** START Records to process **

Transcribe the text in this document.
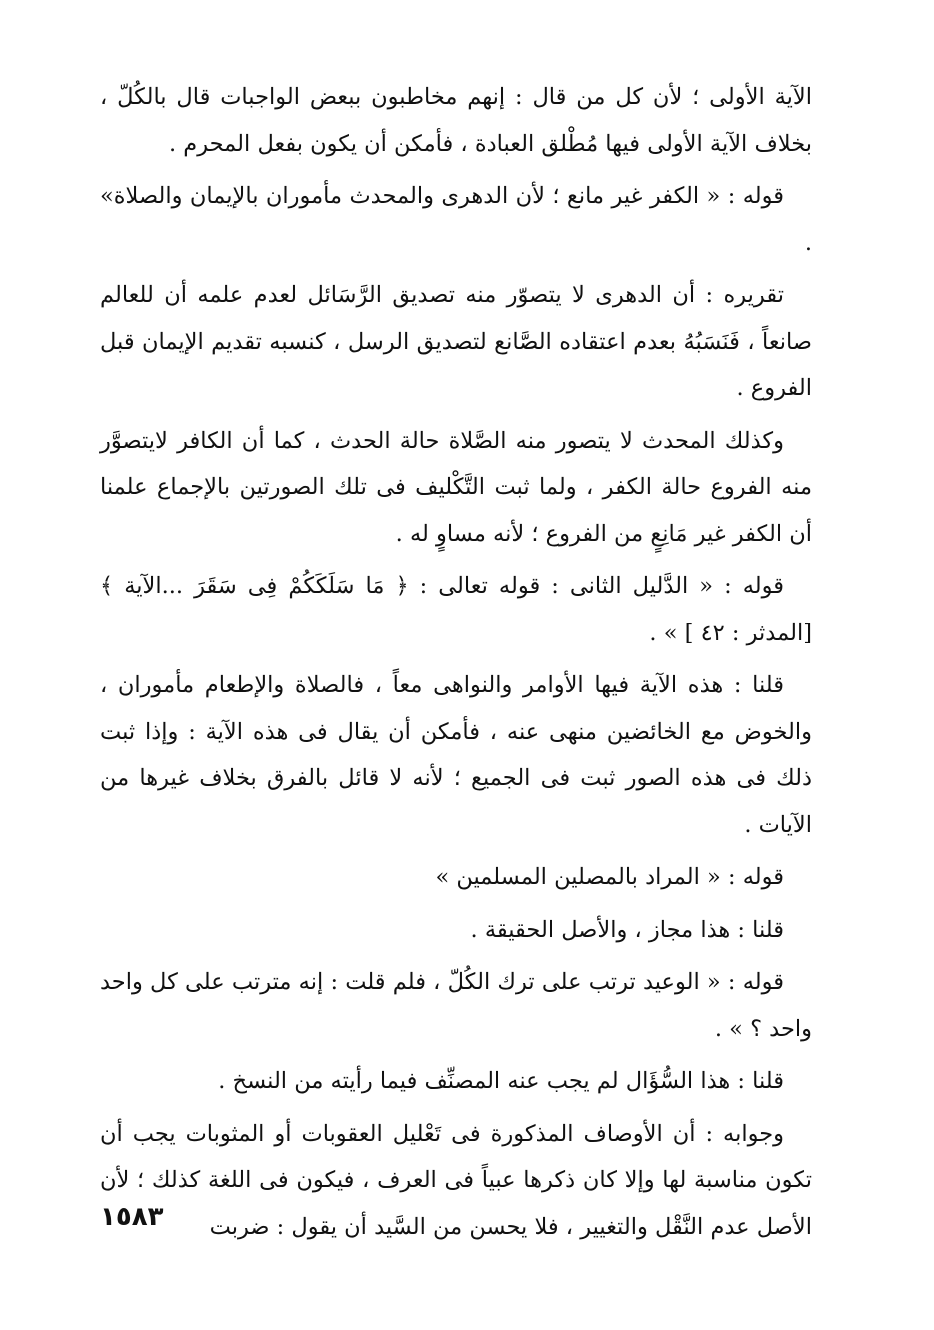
الآية الأولى ؛ لأن كل من قال : إنهم مخاطبون ببعض الواجبات قال بالكُلّ ، بخلاف الآية الأولى فيها مُطْلق العبادة ، فأمكن أن يكون بفعل المحرم .

قوله : « الكفر غير مانع ؛ لأن الدهرى والمحدث مأموران بالإيمان والصلاة» .

تقريره : أن الدهرى لا يتصوّر منه تصديق الرَّسَائل لعدم علمه أن للعالم صانعاً ، فَنَسَبُهُ بعدم اعتقاده الصَّانع لتصديق الرسل ، كنسبه تقديم الإيمان قبل الفروع .

وكذلك المحدث لا يتصور منه الصَّلاة حالة الحدث ، كما أن الكافر لايتصوَّر منه الفروع حالة الكفر ، ولما ثبت التَّكْليف فى تلك الصورتين بالإجماع علمنا أن الكفر غير مَانِعٍ من الفروع ؛ لأنه مساوٍ له .

قوله : « الدَّليل الثانى : قوله تعالى : ﴿ مَا سَلَكَكُمْ فِى سَقَرَ ...الآية ﴾ [المدثر : ٤٢ ] » .

قلنا : هذه الآية فيها الأوامر والنواهى معاً ، فالصلاة والإطعام مأموران ، والخوض مع الخائضين منهى عنه ، فأمكن أن يقال فى هذه الآية : وإذا ثبت ذلك فى هذه الصور ثبت فى الجميع ؛ لأنه لا قائل بالفرق بخلاف غيرها من الآيات .

قوله : « المراد بالمصلين المسلمين »

قلنا : هذا مجاز ، والأصل الحقيقة .

قوله : « الوعيد ترتب على ترك الكُلّ ، فلم قلت : إنه مترتب على كل واحد واحد ؟ » .

قلنا : هذا السُّؤَال لم يجب عنه المصنِّف فيما رأيته من النسخ .

وجوابه : أن الأوصاف المذكورة فى تَعْليل العقوبات أو المثوبات يجب أن تكون مناسبة لها وإلا كان ذكرها عبياً فى العرف ، فيكون فى اللغة كذلك ؛ لأن الأصل عدم النَّقْل والتغيير ، فلا يحسن من السَّيد أن يقول : ضربت

١٥٨٣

** END Records to process **

--- Required task ---
Identify the lines of the data that contain the word "الآية". Copy each of them.

--- Answer to the problem ---
الآية الأولى ؛ لأن كل من قال : إنهم مخاطبون ببعض الواجبات قال بالكُلّ ، بخلاف الآية الأولى فيها مُطْلق العبادة ، فأمكن أن يكون بفعل المحرم .
قوله : « الدَّليل الثانى : قوله تعالى : ﴿ مَا سَلَكَكُمْ فِى سَقَرَ ...الآية ﴾ [المدثر : ٤٢ ] » .
قلنا : هذه الآية فيها الأوامر والنواهى معاً ، فالصلاة والإطعام مأموران ، والخوض مع الخائضين منهى عنه ، فأمكن أن يقال فى هذه الآية : وإذا ثبت ذلك فى هذه الصور ثبت فى الجميع ؛ لأنه لا قائل بالفرق بخلاف غيرها من الآيات .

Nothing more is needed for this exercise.